Lines of data
● ● ● ●

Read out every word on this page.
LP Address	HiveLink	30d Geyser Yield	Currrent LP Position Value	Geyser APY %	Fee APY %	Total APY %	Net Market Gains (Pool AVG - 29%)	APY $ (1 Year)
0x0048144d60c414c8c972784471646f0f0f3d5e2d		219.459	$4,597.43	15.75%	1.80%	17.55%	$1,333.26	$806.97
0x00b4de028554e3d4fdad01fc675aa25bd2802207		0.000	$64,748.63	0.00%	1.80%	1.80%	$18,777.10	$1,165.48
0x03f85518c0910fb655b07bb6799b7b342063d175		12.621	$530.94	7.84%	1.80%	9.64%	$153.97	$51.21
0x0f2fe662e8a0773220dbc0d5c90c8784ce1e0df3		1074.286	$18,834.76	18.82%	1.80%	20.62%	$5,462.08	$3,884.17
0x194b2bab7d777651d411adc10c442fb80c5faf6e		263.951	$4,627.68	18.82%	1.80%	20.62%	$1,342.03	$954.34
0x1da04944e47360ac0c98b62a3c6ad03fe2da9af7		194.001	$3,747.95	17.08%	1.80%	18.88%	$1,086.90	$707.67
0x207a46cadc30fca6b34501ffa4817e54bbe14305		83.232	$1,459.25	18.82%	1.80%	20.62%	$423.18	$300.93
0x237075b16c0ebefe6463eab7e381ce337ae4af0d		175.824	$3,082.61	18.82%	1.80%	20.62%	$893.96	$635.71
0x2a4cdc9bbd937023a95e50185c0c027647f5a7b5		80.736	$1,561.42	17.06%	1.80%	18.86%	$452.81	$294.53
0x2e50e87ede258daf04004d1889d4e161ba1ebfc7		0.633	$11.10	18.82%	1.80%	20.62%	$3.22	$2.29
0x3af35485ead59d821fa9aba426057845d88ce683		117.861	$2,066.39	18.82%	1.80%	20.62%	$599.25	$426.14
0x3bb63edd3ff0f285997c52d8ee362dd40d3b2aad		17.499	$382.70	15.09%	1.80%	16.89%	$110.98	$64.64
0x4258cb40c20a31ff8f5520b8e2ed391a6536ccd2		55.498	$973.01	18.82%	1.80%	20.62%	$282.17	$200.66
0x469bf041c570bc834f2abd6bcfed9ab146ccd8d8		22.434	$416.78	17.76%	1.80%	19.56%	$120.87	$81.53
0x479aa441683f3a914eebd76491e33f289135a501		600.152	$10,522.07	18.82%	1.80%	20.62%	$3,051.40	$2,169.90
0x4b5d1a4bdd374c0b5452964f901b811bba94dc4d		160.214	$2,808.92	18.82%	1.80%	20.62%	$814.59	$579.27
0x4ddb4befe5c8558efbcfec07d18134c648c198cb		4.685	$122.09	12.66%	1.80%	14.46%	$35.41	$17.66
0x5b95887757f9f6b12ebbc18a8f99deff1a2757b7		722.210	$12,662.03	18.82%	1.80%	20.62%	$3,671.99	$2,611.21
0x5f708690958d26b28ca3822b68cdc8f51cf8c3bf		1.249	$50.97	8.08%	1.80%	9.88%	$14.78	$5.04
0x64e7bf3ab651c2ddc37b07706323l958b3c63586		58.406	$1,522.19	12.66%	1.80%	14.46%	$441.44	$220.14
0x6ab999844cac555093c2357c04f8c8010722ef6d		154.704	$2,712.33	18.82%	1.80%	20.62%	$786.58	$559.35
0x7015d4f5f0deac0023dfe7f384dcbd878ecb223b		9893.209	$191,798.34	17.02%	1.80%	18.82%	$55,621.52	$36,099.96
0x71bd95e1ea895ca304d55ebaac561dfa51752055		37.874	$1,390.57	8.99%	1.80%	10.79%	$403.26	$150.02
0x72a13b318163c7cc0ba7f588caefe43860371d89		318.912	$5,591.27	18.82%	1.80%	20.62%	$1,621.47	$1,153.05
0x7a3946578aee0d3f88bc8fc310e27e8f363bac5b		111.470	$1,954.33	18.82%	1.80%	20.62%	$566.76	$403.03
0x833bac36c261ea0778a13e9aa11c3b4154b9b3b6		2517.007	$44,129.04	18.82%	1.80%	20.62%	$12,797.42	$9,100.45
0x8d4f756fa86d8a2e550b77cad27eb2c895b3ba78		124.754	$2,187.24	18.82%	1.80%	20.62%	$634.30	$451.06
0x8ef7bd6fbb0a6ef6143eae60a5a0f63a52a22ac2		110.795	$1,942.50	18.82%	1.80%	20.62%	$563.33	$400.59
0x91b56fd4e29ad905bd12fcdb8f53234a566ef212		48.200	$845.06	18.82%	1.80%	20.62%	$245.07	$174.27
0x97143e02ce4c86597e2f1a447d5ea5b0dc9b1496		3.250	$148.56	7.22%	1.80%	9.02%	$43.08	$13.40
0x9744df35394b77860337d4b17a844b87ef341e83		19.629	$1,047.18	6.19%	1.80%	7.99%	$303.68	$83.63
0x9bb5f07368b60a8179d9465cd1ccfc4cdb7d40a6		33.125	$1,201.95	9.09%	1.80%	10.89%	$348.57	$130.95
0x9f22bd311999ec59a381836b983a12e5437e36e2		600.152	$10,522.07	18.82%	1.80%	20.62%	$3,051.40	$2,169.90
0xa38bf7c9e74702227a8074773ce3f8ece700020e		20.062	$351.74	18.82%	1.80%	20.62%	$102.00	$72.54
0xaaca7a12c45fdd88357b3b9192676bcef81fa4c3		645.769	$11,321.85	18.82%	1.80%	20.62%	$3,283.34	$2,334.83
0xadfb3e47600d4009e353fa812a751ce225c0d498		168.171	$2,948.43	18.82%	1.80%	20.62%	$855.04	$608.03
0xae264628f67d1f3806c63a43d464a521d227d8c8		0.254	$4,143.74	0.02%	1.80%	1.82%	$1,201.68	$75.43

● ● ● ●

**WORK TO BE COMPLETED:** Write the data back out verbatim.

**FINISHED TASK:**
Read out every word on this page.
LP Address	HiveLink	30d Geyser Yield	Currrent LP Position Value	Geyser APY %	Fee APY %	Total APY %	Net Market Gains (Pool AVG - 29%)	APY $ (1 Year)
0x0048144d60c414c8c972784471646f0f0f3d5e2d		219.459	$4,597.43	15.75%	1.80%	17.55%	$1,333.26	$806.97
0x00b4de028554e3d4fdad01fc675aa25bd2802207		0.000	$64,748.63	0.00%	1.80%	1.80%	$18,777.10	$1,165.48
0x03f85518c0910fb655b07bb6799b7b342063d175		12.621	$530.94	7.84%	1.80%	9.64%	$153.97	$51.21
0x0f2fe662e8a0773220dbc0d5c90c8784ce1e0df3		1074.286	$18,834.76	18.82%	1.80%	20.62%	$5,462.08	$3,884.17
0x194b2bab7d777651d411adc10c442fb80c5faf6e		263.951	$4,627.68	18.82%	1.80%	20.62%	$1,342.03	$954.34
0x1da04944e47360ac0c98b62a3c6ad03fe2da9af7		194.001	$3,747.95	17.08%	1.80%	18.88%	$1,086.90	$707.67
0x207a46cadc30fca6b34501ffa4817e54bbe14305		83.232	$1,459.25	18.82%	1.80%	20.62%	$423.18	$300.93
0x237075b16c0ebefe6463eab7e381ce337ae4af0d		175.824	$3,082.61	18.82%	1.80%	20.62%	$893.96	$635.71
0x2a4cdc9bbd937023a95e50185c0c027647f5a7b5		80.736	$1,561.42	17.06%	1.80%	18.86%	$452.81	$294.53
0x2e50e87ede258daf04004d1889d4e161ba1ebfc7		0.633	$11.10	18.82%	1.80%	20.62%	$3.22	$2.29
0x3af35485ead59d821fa9aba426057845d88ce683		117.861	$2,066.39	18.82%	1.80%	20.62%	$599.25	$426.14
0x3bb63edd3ff0f285997c52d8ee362dd40d3b2aad		17.499	$382.70	15.09%	1.80%	16.89%	$110.98	$64.64
0x4258cb40c20a31ff8f5520b8e2ed391a6536ccd2		55.498	$973.01	18.82%	1.80%	20.62%	$282.17	$200.66
0x469bf041c570bc834f2abd6bcfed9ab146ccd8d8		22.434	$416.78	17.76%	1.80%	19.56%	$120.87	$81.53
0x479aa441683f3a914eebd76491e33f289135a501		600.152	$10,522.07	18.82%	1.80%	20.62%	$3,051.40	$2,169.90
0x4b5d1a4bdd374c0b5452964f901b811bba94dc4d		160.214	$2,808.92	18.82%	1.80%	20.62%	$814.59	$579.27
0x4ddb4befe5c8558efbcfec07d18134c648c198cb		4.685	$122.09	12.66%	1.80%	14.46%	$35.41	$17.66
0x5b95887757f9f6b12ebbc18a8f99deff1a2757b7		722.210	$12,662.03	18.82%	1.80%	20.62%	$3,671.99	$2,611.21
0x5f708690958d26b28ca3822b68cdc8f51cf8c3bf		1.249	$50.97	8.08%	1.80%	9.88%	$14.78	$5.04
0x64e7bf3ab651c2ddc37b07706323l958b3c63586		58.406	$1,522.19	12.66%	1.80%	14.46%	$441.44	$220.14
0x6ab999844cac555093c2357c04f8c8010722ef6d		154.704	$2,712.33	18.82%	1.80%	20.62%	$786.58	$559.35
0x7015d4f5f0deac0023dfe7f384dcbd878ecb223b		9893.209	$191,798.34	17.02%	1.80%	18.82%	$55,621.52	$36,099.96
0x71bd95e1ea895ca304d55ebaac561dfa51752055		37.874	$1,390.57	8.99%	1.80%	10.79%	$403.26	$150.02
0x72a13b318163c7cc0ba7f588caefe43860371d89		318.912	$5,591.27	18.82%	1.80%	20.62%	$1,621.47	$1,153.05
0x7a3946578aee0d3f88bc8fc310e27e8f363bac5b		111.470	$1,954.33	18.82%	1.80%	20.62%	$566.76	$403.03
0x833bac36c261ea0778a13e9aa11c3b4154b9b3b6		2517.007	$44,129.04	18.82%	1.80%	20.62%	$12,797.42	$9,100.45
0x8d4f756fa86d8a2e550b77cad27eb2c895b3ba78		124.754	$2,187.24	18.82%	1.80%	20.62%	$634.30	$451.06
0x8ef7bd6fbb0a6ef6143eae60a5a0f63a52a22ac2		110.795	$1,942.50	18.82%	1.80%	20.62%	$563.33	$400.59
0x91b56fd4e29ad905bd12fcdb8f53234a566ef212		48.200	$845.06	18.82%	1.80%	20.62%	$245.07	$174.27
0x97143e02ce4c86597e2f1a447d5ea5b0dc9b1496		3.250	$148.56	7.22%	1.80%	9.02%	$43.08	$13.40
0x9744df35394b77860337d4b17a844b87ef341e83		19.629	$1,047.18	6.19%	1.80%	7.99%	$303.68	$83.63
0x9bb5f07368b60a8179d9465cd1ccfc4cdb7d40a6		33.125	$1,201.95	9.09%	1.80%	10.89%	$348.57	$130.95
0x9f22bd311999ec59a381836b983a12e5437e36e2		600.152	$10,522.07	18.82%	1.80%	20.62%	$3,051.40	$2,169.90
0xa38bf7c9e74702227a8074773ce3f8ece700020e		20.062	$351.74	18.82%	1.80%	20.62%	$102.00	$72.54
0xaaca7a12c45fdd88357b3b9192676bcef81fa4c3		645.769	$11,321.85	18.82%	1.80%	20.62%	$3,283.34	$2,334.83
0xadfb3e47600d4009e353fa812a751ce225c0d498		168.171	$2,948.43	18.82%	1.80%	20.62%	$855.04	$608.03
0xae264628f67d1f3806c63a43d464a521d227d8c8		0.254	$4,143.74	0.02%	1.80%	1.82%	$1,201.68	$75.43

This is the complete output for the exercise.